[Start Data for processing]
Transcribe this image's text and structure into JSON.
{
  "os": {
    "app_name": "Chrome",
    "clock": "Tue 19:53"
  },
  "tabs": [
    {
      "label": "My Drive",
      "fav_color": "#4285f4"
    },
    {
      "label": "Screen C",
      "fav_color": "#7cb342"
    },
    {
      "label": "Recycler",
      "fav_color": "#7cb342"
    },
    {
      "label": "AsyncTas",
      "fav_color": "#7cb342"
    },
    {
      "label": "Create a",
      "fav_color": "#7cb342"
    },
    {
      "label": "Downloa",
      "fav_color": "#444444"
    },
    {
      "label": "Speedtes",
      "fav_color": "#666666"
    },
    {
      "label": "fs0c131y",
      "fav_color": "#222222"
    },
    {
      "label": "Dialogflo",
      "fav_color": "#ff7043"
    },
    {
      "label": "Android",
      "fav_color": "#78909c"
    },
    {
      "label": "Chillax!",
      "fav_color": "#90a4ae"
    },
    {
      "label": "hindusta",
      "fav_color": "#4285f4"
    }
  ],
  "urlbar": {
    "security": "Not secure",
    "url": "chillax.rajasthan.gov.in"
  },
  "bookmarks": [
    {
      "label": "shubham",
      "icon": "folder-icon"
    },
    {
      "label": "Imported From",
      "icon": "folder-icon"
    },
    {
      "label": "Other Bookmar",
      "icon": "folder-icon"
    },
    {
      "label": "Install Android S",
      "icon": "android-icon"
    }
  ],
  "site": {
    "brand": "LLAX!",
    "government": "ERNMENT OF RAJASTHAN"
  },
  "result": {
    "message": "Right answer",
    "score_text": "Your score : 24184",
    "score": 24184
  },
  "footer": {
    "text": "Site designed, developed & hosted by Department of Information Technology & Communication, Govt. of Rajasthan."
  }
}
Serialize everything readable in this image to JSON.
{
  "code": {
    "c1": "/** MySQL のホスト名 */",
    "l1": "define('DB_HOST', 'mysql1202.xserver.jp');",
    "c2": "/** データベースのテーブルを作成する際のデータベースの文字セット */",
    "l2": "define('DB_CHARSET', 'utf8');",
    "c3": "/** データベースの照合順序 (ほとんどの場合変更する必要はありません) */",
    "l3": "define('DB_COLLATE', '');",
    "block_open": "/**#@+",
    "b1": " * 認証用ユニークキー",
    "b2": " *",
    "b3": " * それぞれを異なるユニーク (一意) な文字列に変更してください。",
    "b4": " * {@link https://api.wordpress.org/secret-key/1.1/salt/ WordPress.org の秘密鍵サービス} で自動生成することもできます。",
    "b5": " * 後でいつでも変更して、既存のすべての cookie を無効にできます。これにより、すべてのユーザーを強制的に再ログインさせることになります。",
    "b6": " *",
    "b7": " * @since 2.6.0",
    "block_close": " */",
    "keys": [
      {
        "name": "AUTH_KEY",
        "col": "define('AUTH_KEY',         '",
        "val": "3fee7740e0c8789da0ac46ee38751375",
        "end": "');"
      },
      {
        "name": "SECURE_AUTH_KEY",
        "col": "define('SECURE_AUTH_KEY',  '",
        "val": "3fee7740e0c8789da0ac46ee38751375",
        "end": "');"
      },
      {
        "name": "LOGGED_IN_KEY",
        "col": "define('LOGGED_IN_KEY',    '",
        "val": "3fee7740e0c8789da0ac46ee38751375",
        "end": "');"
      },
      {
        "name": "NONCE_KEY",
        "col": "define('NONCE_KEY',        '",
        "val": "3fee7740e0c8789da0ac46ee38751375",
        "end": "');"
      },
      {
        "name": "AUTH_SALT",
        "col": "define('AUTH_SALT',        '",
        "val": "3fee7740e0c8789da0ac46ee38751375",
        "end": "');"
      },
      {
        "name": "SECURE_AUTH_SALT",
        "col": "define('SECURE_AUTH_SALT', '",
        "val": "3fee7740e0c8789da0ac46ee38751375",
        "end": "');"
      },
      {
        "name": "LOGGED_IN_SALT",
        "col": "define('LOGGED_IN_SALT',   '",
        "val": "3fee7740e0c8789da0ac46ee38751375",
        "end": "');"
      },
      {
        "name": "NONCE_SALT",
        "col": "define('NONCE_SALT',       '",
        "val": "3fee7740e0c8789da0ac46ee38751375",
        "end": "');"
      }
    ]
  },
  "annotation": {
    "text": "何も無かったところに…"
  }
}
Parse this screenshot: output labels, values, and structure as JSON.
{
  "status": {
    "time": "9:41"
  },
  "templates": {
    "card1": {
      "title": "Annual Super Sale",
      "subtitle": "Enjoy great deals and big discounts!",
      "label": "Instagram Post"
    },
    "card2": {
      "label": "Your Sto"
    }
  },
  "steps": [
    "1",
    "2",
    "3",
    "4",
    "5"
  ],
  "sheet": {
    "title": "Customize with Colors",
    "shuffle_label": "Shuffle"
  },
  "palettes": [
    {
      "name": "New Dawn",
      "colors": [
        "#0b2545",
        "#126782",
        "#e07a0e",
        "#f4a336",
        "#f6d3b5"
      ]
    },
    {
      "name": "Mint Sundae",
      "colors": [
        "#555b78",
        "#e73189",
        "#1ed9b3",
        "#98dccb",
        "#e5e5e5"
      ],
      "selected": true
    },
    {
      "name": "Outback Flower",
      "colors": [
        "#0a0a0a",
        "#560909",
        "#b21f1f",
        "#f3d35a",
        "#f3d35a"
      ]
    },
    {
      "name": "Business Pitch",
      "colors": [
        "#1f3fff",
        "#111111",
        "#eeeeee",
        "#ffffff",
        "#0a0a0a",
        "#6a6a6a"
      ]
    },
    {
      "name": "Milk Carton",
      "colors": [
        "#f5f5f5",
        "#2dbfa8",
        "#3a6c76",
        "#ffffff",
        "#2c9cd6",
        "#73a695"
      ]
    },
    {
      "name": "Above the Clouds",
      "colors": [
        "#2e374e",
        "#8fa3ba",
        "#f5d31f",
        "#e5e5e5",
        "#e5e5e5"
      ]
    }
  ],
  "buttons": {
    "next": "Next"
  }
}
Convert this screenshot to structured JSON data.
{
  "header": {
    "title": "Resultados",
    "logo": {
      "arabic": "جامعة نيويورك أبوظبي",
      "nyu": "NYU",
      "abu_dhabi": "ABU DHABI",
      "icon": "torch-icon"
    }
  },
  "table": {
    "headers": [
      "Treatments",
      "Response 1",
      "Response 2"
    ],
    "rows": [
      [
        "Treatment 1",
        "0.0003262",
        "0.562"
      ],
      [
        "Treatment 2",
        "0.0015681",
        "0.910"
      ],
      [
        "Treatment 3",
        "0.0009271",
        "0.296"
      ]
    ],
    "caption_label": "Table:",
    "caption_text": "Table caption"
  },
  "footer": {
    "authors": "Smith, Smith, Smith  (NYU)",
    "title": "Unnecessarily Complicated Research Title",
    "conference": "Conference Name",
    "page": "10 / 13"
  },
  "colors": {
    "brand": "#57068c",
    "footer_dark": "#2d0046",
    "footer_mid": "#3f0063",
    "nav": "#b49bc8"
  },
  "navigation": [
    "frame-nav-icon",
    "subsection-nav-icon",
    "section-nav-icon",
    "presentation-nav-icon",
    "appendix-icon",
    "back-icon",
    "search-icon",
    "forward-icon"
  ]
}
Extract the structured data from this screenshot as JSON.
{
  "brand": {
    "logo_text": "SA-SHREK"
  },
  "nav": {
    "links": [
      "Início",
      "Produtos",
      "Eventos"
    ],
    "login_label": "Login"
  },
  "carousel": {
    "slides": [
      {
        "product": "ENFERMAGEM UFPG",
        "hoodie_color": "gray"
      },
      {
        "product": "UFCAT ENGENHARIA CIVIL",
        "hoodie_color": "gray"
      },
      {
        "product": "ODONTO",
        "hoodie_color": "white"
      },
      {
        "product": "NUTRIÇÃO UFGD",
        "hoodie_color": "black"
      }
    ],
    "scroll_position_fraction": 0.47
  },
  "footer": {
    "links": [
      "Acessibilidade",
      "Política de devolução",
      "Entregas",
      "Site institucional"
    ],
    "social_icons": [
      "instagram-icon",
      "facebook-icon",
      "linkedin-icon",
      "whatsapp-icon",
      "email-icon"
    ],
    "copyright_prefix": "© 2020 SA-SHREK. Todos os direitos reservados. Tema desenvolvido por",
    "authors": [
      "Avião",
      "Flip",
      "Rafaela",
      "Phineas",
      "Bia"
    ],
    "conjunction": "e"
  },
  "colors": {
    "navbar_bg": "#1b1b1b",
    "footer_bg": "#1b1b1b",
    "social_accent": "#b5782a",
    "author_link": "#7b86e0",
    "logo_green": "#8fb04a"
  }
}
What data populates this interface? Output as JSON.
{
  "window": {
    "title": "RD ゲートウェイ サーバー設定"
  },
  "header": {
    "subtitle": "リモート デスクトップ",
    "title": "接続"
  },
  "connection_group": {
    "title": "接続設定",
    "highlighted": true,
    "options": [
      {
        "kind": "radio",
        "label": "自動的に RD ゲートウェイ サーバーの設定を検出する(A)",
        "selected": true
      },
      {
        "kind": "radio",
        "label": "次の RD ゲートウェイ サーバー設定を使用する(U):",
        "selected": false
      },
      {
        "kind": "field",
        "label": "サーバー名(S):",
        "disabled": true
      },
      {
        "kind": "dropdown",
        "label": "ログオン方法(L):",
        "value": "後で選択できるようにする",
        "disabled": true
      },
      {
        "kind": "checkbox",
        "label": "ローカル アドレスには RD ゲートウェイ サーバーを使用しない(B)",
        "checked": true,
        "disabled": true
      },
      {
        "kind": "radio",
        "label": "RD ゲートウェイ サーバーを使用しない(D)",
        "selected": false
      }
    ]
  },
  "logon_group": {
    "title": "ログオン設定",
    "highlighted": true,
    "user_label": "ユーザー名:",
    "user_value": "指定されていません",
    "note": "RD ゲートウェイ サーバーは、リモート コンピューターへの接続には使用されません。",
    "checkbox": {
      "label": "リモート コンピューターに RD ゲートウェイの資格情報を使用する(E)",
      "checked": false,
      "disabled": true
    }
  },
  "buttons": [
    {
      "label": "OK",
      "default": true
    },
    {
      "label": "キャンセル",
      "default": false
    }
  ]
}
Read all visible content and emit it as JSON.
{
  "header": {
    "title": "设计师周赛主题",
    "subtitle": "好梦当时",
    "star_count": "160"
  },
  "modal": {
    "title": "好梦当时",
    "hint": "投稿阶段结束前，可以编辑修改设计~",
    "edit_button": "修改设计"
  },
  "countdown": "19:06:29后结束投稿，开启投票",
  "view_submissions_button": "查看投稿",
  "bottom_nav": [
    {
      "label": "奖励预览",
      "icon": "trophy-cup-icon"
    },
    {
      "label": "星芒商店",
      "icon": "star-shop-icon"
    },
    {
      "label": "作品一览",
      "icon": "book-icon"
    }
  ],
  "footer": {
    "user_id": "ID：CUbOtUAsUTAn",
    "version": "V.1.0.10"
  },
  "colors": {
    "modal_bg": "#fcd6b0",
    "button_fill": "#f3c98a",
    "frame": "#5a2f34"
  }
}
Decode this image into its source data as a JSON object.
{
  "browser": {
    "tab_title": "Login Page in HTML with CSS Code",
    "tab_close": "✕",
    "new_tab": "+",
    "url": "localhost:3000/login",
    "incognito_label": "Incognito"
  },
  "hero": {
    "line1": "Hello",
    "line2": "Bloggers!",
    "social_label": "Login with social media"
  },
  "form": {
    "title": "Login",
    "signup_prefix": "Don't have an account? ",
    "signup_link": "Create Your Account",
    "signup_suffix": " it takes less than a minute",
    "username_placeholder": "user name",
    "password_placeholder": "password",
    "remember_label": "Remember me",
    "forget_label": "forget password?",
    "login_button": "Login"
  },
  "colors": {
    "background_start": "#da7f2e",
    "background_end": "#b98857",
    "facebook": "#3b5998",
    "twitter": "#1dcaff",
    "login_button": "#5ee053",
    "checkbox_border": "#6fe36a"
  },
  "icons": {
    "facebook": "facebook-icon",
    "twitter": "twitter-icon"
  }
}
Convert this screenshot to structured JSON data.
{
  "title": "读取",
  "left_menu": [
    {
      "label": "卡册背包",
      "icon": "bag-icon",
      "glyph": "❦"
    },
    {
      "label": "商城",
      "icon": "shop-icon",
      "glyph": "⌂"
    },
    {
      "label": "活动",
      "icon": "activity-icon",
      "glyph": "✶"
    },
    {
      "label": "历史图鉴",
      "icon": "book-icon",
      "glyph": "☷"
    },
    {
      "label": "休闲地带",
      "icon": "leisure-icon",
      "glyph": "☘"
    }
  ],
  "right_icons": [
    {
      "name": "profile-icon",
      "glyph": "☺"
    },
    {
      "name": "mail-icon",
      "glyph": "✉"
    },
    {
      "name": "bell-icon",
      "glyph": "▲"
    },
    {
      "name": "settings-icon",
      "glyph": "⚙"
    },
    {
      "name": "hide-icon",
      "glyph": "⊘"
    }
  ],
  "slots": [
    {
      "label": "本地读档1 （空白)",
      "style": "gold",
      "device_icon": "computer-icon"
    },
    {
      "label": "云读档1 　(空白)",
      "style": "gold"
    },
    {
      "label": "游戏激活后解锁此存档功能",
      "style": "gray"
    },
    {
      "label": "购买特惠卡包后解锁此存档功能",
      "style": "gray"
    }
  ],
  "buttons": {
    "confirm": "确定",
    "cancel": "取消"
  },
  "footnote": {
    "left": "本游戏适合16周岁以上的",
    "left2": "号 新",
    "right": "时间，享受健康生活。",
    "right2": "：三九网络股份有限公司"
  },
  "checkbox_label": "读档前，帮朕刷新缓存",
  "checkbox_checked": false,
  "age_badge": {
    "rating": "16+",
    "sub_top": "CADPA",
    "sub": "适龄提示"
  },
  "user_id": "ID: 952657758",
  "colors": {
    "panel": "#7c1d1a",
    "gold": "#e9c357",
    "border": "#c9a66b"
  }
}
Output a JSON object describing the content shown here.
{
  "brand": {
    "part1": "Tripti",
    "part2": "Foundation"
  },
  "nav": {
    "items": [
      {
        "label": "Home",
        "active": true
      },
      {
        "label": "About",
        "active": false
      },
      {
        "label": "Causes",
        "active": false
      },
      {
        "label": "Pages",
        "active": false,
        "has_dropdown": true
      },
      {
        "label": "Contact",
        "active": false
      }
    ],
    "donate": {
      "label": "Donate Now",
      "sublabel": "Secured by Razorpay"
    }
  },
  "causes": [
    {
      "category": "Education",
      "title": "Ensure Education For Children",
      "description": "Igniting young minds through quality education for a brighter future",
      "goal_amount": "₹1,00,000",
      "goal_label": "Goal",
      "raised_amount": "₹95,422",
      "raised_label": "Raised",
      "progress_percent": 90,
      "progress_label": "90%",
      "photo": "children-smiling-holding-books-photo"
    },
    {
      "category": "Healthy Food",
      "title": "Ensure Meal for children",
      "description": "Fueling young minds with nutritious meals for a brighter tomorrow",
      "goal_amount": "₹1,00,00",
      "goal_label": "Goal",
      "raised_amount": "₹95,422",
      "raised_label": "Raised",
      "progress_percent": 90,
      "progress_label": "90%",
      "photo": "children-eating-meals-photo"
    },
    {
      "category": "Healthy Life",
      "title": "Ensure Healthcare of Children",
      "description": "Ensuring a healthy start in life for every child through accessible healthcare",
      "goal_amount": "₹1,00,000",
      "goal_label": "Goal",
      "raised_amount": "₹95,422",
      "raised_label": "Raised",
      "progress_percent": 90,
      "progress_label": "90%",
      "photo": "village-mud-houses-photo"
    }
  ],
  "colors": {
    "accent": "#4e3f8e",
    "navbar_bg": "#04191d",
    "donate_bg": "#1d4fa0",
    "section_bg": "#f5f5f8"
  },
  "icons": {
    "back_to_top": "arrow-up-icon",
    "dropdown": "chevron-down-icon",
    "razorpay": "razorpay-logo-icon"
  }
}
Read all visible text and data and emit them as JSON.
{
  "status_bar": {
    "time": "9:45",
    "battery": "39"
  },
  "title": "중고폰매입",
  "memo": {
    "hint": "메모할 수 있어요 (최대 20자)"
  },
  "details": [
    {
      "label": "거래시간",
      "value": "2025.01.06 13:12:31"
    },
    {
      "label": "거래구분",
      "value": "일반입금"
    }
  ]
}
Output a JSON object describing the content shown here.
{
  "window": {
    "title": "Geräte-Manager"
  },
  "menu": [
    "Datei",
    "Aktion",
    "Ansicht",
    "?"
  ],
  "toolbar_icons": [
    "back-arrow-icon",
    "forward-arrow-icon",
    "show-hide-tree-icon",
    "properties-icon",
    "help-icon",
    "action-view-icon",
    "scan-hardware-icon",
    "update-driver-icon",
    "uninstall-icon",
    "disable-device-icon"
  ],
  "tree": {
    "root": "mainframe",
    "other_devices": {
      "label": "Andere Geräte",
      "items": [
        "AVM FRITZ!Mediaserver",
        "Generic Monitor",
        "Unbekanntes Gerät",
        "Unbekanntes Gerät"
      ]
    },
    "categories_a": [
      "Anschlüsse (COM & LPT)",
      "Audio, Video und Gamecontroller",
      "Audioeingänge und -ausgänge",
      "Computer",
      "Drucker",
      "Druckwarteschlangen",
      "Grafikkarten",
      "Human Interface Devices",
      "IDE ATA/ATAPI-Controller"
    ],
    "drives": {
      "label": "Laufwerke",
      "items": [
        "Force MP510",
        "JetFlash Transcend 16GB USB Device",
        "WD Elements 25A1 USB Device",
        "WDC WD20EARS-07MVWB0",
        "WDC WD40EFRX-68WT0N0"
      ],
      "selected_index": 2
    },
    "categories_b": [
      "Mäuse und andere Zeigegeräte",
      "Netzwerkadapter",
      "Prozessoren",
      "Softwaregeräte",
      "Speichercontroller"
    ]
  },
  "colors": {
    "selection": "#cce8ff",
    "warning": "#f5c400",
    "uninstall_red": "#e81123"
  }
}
[End Data for processing]
● **Stated goal**
Copy out all lines that carry the word "brighter".

● **Response**
      "description": "Igniting young minds through quality education for a brighter future",
      "description": "Fueling young minds with nutritious meals for a brighter tomorrow",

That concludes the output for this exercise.